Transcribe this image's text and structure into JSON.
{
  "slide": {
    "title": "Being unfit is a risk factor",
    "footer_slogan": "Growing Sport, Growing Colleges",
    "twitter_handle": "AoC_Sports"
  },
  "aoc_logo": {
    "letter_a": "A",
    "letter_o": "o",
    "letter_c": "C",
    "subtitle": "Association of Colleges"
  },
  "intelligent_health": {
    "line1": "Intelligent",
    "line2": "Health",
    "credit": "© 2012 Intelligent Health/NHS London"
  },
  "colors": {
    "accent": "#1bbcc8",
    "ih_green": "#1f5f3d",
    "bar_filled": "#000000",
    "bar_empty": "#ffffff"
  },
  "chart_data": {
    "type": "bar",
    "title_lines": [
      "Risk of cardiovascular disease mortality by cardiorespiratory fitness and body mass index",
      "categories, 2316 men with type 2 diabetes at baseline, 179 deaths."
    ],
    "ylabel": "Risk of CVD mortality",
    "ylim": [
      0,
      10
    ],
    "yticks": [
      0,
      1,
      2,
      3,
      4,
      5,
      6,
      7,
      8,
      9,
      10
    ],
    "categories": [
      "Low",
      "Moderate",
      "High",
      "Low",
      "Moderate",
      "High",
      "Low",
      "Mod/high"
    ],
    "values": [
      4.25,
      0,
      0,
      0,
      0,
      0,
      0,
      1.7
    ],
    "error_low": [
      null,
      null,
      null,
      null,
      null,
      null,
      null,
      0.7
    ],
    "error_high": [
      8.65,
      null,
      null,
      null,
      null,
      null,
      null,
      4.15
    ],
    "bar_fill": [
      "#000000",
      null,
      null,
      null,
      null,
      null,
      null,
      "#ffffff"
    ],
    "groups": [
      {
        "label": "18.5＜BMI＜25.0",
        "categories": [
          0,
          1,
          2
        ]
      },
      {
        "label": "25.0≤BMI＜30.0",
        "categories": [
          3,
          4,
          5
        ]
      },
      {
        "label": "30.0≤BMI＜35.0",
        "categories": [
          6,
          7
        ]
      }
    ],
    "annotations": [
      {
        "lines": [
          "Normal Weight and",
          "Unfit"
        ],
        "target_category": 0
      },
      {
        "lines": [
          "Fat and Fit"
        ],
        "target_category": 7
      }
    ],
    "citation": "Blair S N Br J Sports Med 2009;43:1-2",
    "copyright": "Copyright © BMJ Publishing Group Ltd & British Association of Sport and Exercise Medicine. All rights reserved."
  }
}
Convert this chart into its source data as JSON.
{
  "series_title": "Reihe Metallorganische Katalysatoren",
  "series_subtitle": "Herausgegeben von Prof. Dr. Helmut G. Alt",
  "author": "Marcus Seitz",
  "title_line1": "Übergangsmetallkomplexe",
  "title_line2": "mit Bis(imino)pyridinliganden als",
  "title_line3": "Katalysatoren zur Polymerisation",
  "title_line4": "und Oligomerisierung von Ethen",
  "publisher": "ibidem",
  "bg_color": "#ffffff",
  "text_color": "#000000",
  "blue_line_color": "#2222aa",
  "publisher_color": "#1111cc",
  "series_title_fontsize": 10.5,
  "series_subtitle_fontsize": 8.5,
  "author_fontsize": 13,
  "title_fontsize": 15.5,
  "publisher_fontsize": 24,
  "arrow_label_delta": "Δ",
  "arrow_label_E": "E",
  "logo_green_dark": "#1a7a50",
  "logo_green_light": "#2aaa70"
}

(Your goal) Extract all of the data above without altering anything.

(Result for this task)
Transcribe this image's text and structure into JSON.
{
  "slide": {
    "title": "Being unfit is a risk factor",
    "footer_slogan": "Growing Sport, Growing Colleges",
    "twitter_handle": "AoC_Sports"
  },
  "aoc_logo": {
    "letter_a": "A",
    "letter_o": "o",
    "letter_c": "C",
    "subtitle": "Association of Colleges"
  },
  "intelligent_health": {
    "line1": "Intelligent",
    "line2": "Health",
    "credit": "© 2012 Intelligent Health/NHS London"
  },
  "colors": {
    "accent": "#1bbcc8",
    "ih_green": "#1f5f3d",
    "bar_filled": "#000000",
    "bar_empty": "#ffffff"
  },
  "chart_data": {
    "type": "bar",
    "title_lines": [
      "Risk of cardiovascular disease mortality by cardiorespiratory fitness and body mass index",
      "categories, 2316 men with type 2 diabetes at baseline, 179 deaths."
    ],
    "ylabel": "Risk of CVD mortality",
    "ylim": [
      0,
      10
    ],
    "yticks": [
      0,
      1,
      2,
      3,
      4,
      5,
      6,
      7,
      8,
      9,
      10
    ],
    "categories": [
      "Low",
      "Moderate",
      "High",
      "Low",
      "Moderate",
      "High",
      "Low",
      "Mod/high"
    ],
    "values": [
      4.25,
      0,
      0,
      0,
      0,
      0,
      0,
      1.7
    ],
    "error_low": [
      null,
      null,
      null,
      null,
      null,
      null,
      null,
      0.7
    ],
    "error_high": [
      8.65,
      null,
      null,
      null,
      null,
      null,
      null,
      4.15
    ],
    "bar_fill": [
      "#000000",
      null,
      null,
      null,
      null,
      null,
      null,
      "#ffffff"
    ],
    "groups": [
      {
        "label": "18.5＜BMI＜25.0",
        "categories": [
          0,
          1,
          2
        ]
      },
      {
        "label": "25.0≤BMI＜30.0",
        "categories": [
          3,
          4,
          5
        ]
      },
      {
        "label": "30.0≤BMI＜35.0",
        "categories": [
          6,
          7
        ]
      }
    ],
    "annotations": [
      {
        "lines": [
          "Normal Weight and",
          "Unfit"
        ],
        "target_category": 0
      },
      {
        "lines": [
          "Fat and Fit"
        ],
        "target_category": 7
      }
    ],
    "citation": "Blair S N Br J Sports Med 2009;43:1-2",
    "copyright": "Copyright © BMJ Publishing Group Ltd & British Association of Sport and Exercise Medicine. All rights reserved."
  }
}
Convert this chart into its source data as JSON.
{
  "series_title": "Reihe Metallorganische Katalysatoren",
  "series_subtitle": "Herausgegeben von Prof. Dr. Helmut G. Alt",
  "author": "Marcus Seitz",
  "title_line1": "Übergangsmetallkomplexe",
  "title_line2": "mit Bis(imino)pyridinliganden als",
  "title_line3": "Katalysatoren zur Polymerisation",
  "title_line4": "und Oligomerisierung von Ethen",
  "publisher": "ibidem",
  "bg_color": "#ffffff",
  "text_color": "#000000",
  "blue_line_color": "#2222aa",
  "publisher_color": "#1111cc",
  "series_title_fontsize": 10.5,
  "series_subtitle_fontsize": 8.5,
  "author_fontsize": 13,
  "title_fontsize": 15.5,
  "publisher_fontsize": 24,
  "arrow_label_delta": "Δ",
  "arrow_label_E": "E",
  "logo_green_dark": "#1a7a50",
  "logo_green_light": "#2aaa70"
}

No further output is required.